+++ SOURCE PASSAGE

Compared with the untreated samples, the total polyphenol content in the blanching-pretreated samples was generally increased. However, with the extension of the blanching time, the total polyphenol content gradually decreased. This indicated that short-time blanching pretreatment was beneficial to the retention of polyphenols. This may be due to the loss of polyphenol oxidase activity by blanching pretreatment, which resulted in a better retention of more polyphenols [59]. However, a prolonged blanching time made the cellular structure vulnerable to damage during drying, which led to the oxidation of polyphenols [40].
For the samples treated with saline immersion, the content of polyphenols was lower than that of the untreated samples. When the solution concentration reached 20%, the polyphenol content was the lowest. This was the loss of polyphenols due to leakage of the salt solution [60,61].
Similar to the blanching pretreatment, a shorter ultrasound treatment was more beneficial for polyphenol retention. This may be due to the fact that ultrasound pretreatment can produce stomata in plant tissues, thus improving the extraction of polyphenols during the preparation of sample [62]. However, when the ultrasound time was too long, the total phenol content decreased slightly, which was due to the loss of food ingredients caused by the enlargement of pores [63]. This was consistent with the study of polyphenol content in dried onions slices by Ren et al. [64].

++++++
+++ DATA EXTRACT

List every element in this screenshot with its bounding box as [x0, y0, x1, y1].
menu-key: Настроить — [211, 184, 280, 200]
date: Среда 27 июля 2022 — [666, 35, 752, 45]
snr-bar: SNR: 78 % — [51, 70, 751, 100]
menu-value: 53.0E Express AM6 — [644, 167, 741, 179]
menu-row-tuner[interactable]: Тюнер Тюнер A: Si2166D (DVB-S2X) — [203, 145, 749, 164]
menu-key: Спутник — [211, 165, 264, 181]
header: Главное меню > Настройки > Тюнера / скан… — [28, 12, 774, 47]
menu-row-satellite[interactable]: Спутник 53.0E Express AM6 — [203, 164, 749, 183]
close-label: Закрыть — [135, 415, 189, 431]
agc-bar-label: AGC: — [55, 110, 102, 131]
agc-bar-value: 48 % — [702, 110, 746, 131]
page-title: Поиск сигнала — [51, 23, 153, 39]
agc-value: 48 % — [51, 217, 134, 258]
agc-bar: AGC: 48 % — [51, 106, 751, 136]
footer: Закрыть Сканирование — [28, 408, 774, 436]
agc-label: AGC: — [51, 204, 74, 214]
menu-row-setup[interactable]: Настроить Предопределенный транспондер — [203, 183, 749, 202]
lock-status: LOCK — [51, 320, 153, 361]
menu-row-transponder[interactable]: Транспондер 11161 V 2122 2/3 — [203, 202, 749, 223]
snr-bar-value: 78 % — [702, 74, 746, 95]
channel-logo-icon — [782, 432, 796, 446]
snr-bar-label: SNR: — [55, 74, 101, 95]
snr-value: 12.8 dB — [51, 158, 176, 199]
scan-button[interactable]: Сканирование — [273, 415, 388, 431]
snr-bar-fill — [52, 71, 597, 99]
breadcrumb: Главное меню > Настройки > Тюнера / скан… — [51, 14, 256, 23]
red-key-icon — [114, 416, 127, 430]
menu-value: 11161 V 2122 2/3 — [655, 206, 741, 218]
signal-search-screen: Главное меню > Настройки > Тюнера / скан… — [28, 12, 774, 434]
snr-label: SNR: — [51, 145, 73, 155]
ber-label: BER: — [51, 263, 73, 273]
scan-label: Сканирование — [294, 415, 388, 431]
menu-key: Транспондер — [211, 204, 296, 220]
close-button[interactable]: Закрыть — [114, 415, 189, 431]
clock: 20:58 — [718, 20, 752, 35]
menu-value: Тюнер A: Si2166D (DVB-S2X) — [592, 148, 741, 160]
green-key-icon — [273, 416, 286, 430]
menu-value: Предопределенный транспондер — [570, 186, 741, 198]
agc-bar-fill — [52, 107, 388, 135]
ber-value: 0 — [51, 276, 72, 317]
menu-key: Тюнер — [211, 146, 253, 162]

++++++

THE TASK: Copy the passage on pretreatments and polyphenol content, starting with "For the samples" and going on through "salt solution [60,61].", but swap "saline immersion" for "salt soaking". The data can be set aside; none of it is used here.

WRITTEN ANSWER:
For the samples treated with salt soaking, the content of polyphenols was lower than that of the untreated samples. When the solution concentration reached 20%, the polyphenol content was the lowest. This was the loss of polyphenols due to leakage of the salt solution [60,61].